WHAT YOU WILL DO: From the entries below, report how many lines contain the string "cases". Give only that number.

----------------------------------------

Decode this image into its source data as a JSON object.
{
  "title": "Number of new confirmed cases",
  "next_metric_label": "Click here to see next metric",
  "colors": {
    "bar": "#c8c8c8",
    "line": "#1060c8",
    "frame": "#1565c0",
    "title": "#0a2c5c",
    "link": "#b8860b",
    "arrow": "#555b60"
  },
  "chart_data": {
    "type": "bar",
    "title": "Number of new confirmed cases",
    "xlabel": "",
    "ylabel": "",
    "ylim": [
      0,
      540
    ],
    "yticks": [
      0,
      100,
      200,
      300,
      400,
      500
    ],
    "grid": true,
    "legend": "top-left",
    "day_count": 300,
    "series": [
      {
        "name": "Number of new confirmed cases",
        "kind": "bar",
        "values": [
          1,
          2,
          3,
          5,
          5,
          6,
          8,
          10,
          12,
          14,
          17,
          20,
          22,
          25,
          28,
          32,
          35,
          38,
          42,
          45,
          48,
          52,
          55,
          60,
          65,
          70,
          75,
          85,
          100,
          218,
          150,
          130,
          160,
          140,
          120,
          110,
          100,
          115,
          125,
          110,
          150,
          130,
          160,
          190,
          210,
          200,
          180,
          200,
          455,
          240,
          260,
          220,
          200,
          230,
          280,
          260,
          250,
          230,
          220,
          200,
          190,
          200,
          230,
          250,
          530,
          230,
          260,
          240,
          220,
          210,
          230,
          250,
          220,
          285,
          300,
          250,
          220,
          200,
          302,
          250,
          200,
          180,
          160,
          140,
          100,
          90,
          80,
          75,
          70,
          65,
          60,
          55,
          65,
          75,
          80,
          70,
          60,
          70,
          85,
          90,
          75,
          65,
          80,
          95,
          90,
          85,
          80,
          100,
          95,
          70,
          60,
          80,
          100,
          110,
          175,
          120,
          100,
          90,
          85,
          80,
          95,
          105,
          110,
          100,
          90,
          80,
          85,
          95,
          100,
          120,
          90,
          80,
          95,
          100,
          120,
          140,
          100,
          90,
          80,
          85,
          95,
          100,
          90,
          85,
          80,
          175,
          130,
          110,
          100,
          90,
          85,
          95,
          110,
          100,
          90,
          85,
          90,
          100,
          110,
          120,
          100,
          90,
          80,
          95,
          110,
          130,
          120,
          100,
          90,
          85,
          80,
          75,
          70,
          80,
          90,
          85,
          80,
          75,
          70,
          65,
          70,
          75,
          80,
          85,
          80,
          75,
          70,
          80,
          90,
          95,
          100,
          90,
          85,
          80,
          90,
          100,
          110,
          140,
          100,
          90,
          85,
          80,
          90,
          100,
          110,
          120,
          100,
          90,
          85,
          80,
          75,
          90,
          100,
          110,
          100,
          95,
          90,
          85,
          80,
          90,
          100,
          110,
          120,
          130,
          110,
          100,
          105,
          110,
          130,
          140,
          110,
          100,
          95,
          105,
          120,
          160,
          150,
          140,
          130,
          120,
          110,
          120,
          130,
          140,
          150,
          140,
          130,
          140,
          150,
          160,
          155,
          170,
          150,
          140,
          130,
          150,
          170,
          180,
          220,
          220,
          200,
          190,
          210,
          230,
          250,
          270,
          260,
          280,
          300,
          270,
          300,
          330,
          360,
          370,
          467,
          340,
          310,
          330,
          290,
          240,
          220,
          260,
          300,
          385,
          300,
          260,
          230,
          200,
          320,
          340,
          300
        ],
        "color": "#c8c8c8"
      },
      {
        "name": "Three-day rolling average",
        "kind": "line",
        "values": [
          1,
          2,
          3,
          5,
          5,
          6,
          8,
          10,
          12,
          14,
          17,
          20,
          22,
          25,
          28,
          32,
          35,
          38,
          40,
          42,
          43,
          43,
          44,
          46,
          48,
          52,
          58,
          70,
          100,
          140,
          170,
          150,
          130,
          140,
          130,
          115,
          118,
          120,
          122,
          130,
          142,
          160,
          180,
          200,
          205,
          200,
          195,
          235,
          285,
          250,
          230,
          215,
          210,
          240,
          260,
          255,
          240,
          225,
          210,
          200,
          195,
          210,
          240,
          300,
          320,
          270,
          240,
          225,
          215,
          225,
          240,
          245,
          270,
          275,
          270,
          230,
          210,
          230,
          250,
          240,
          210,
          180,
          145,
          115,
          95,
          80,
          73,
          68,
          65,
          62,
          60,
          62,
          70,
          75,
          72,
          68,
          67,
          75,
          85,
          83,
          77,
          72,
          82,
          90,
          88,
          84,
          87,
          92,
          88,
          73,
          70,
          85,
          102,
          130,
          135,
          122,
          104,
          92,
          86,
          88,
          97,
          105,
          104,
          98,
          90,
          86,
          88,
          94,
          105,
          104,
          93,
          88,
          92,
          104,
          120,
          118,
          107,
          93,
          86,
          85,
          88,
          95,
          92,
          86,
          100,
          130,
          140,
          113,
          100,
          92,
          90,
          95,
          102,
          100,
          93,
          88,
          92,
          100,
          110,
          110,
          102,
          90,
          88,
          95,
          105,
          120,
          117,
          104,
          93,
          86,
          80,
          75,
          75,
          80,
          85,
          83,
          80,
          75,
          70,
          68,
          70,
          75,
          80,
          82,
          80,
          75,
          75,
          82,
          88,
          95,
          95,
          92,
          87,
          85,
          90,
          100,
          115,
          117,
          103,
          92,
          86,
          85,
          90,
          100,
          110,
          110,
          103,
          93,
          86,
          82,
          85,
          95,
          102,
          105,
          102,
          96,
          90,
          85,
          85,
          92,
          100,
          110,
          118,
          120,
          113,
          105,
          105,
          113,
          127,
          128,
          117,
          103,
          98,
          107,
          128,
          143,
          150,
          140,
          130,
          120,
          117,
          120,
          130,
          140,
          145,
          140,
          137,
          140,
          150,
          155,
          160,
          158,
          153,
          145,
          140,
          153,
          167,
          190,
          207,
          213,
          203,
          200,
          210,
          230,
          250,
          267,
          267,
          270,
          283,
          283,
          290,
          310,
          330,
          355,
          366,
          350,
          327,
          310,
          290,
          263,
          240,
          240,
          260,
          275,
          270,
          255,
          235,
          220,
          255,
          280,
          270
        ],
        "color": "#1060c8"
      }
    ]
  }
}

----------------------------------------

THE OUTPUT: 3